§ **Selected extract**:
↓↓↓
Question 1049353: I really need assistance with this question:
Men’s weights are normally distributed with mean 170 pounds and standard deviation 20 pounds.
(a) Find the probability that a randomly selected man has a weight between 140 and 190. (Show work and round the answer to 4 decimal places)
(b) What is the 80th percentile for men’s weight? (Show work and round the answer to 2 decimal places)
(c) If 64 men are randomly selected, find the probability that sample mean weight is greater than 175. (Show work and round the answer to 4 decimal places)
I really appreciate any help, thank you!
Answer by stanbon(75887)   (Show Source):
You can put this solution on YOUR website! Men’s weights are normally distributed with mean 170 pounds and standard deviation 20 pounds.
(a) Find the probability that a randomly selected man has a weight between 140 and 190. (Show work and round the answer to 4 decimal places)
z(140) = (140-170)/20 = -3/2
z(190) = (190-170)/20 = 1
P(140< x < 190) = P(-3/2< z < 1) = normalcdf(-3/2,1) = 0.7745
-----------------------------
(b) What is the 80th percentile for men’s weight? (Show work and round the answer to 2 decimal places)
↑↑↑
§ **Problem set**:
1. In the men's weights thread above, what probability does the reply give for a man weighing between 140 and 190 pounds?
2. Continue the men's weights thread above, picking up right after its last line.

§ **Data provided**:
↓↓↓
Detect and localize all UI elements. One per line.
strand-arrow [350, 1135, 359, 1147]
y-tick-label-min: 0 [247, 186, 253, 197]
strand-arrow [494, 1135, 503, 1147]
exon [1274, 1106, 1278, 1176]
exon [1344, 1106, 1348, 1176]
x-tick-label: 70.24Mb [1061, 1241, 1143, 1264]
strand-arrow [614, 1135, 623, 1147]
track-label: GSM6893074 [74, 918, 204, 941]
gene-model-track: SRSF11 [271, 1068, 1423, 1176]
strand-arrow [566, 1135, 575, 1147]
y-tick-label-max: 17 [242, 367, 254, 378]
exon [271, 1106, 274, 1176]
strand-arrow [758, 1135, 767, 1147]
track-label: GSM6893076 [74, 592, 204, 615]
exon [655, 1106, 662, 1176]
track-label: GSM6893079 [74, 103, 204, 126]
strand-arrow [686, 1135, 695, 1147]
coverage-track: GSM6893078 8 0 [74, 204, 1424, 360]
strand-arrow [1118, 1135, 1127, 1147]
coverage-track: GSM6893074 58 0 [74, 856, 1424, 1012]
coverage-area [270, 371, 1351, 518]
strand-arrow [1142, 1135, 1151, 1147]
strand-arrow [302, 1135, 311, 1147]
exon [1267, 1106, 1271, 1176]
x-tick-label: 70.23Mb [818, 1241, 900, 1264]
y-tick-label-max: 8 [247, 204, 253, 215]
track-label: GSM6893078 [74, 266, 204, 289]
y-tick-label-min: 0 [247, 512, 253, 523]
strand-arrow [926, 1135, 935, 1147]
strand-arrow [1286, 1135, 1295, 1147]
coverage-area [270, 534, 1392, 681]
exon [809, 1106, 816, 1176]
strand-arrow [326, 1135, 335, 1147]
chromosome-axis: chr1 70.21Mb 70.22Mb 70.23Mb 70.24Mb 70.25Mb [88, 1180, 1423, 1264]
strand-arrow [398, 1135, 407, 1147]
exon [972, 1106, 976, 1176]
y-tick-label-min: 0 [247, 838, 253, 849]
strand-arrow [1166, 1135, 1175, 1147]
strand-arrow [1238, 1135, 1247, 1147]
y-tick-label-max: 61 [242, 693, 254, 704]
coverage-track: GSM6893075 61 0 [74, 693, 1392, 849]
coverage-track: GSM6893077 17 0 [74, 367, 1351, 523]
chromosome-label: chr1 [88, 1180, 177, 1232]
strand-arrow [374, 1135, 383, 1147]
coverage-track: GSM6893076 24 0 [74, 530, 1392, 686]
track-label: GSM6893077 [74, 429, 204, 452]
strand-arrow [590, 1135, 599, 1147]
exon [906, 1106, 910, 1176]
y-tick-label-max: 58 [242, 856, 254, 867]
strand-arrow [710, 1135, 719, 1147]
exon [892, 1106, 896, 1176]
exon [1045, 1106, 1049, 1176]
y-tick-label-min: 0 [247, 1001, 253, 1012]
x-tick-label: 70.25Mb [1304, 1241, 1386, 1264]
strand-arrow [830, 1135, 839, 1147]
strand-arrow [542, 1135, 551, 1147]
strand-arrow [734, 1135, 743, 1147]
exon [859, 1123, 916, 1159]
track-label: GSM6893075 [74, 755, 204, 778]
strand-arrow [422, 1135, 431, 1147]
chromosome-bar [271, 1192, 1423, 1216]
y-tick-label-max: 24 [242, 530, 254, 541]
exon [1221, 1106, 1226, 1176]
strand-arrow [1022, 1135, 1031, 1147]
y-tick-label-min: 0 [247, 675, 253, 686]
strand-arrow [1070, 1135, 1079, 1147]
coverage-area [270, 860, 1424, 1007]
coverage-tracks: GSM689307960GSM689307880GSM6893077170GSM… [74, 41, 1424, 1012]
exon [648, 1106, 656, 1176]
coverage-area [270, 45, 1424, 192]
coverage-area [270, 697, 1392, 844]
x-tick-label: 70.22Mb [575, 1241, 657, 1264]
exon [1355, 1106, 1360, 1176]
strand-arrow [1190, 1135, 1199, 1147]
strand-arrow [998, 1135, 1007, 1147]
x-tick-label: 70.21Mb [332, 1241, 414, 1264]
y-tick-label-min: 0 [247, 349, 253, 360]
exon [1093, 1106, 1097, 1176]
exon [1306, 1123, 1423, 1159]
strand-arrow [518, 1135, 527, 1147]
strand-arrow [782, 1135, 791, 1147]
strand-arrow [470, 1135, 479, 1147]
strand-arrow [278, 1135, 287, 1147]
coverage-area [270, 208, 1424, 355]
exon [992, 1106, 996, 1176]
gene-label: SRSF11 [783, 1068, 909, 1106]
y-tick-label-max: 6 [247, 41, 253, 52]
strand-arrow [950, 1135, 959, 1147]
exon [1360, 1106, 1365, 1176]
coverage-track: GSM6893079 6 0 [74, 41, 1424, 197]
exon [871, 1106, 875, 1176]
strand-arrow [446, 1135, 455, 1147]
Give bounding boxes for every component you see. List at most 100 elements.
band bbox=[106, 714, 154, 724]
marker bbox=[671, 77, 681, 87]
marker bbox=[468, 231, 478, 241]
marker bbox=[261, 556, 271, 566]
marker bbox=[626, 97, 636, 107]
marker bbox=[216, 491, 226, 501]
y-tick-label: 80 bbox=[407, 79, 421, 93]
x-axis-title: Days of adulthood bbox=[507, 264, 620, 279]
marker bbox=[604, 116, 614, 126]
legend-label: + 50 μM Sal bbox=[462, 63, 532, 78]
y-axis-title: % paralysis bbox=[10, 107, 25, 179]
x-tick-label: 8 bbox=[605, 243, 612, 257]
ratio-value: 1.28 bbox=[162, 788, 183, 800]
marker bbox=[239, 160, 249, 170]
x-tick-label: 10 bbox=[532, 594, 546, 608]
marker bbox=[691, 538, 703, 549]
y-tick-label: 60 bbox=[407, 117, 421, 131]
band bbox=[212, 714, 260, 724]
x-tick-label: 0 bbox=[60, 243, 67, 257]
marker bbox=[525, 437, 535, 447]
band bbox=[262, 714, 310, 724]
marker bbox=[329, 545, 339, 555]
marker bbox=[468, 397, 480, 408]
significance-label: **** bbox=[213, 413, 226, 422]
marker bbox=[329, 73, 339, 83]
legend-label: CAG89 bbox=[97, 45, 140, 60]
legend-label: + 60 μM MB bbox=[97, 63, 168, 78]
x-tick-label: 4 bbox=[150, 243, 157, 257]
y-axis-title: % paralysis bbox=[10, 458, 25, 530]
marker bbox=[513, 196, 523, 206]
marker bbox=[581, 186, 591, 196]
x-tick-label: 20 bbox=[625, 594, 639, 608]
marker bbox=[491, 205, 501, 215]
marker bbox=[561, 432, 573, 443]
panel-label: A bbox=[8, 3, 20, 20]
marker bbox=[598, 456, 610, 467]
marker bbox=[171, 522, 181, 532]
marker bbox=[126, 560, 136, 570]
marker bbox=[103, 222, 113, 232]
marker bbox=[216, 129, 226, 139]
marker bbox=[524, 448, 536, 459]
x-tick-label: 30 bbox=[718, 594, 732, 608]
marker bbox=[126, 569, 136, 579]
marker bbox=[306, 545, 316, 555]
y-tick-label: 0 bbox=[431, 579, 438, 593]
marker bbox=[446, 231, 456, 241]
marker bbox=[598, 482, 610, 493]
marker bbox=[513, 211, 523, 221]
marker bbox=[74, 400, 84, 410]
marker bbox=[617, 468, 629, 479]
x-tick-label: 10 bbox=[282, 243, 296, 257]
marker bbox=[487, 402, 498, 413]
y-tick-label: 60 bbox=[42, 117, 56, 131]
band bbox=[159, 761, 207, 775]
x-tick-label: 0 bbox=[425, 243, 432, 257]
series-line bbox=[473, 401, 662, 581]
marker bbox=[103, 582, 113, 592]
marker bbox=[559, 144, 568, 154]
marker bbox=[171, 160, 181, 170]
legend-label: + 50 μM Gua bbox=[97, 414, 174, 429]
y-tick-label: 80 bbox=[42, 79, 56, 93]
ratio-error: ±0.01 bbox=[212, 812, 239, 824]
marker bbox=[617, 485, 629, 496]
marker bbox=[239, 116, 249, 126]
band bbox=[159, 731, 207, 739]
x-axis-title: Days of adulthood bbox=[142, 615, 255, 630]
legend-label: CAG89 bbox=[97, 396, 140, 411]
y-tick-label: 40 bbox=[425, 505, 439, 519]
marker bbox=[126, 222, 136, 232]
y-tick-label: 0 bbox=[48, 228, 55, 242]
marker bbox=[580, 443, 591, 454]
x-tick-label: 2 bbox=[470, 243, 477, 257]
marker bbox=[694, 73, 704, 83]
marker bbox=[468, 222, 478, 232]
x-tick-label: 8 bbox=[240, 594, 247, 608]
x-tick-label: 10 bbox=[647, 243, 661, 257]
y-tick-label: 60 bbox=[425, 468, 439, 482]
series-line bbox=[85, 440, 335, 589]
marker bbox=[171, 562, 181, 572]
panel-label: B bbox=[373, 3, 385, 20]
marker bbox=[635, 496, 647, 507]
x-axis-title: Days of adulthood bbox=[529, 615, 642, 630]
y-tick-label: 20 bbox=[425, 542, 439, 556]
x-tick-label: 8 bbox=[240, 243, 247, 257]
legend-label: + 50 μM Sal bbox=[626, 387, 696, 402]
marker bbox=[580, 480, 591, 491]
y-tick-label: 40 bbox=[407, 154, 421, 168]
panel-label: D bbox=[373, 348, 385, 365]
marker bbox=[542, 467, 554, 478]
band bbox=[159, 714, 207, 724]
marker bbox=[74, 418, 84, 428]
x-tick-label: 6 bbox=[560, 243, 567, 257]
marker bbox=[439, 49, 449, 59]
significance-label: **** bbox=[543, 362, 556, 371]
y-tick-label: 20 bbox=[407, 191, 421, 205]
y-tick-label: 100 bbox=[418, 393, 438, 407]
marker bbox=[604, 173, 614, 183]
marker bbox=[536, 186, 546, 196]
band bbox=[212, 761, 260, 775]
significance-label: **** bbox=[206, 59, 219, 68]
↑↑↑
§ **Answers to this exercise**:
1. 0.7745

2.
Find the z-value with a left-tail of 0.80:: invNorm(0.8) = 0.8416
That means the 80th percentile value is 0.8416 standard deviations
above the mean.
Find that value using x = z*s + u
Ans: x = 0.8416*20 + 170 = 186.83 lbs
-----------------------------------
(c) If 64 men are randomly selected, find the probability that sample mean weight is greater than 175. (Show work and round the answer to 4 decimal places)
mean of sample mean = 170
std of sample means = 20/sqrt(64) = 20/8 = 5/2
z(175) = (175-170)/(5/2) = 5/(5/2) = 2
P(x > 175) = P(z > 2) = normalcdf(2,100) = 0.0228
------------
Cheers,
Stan H.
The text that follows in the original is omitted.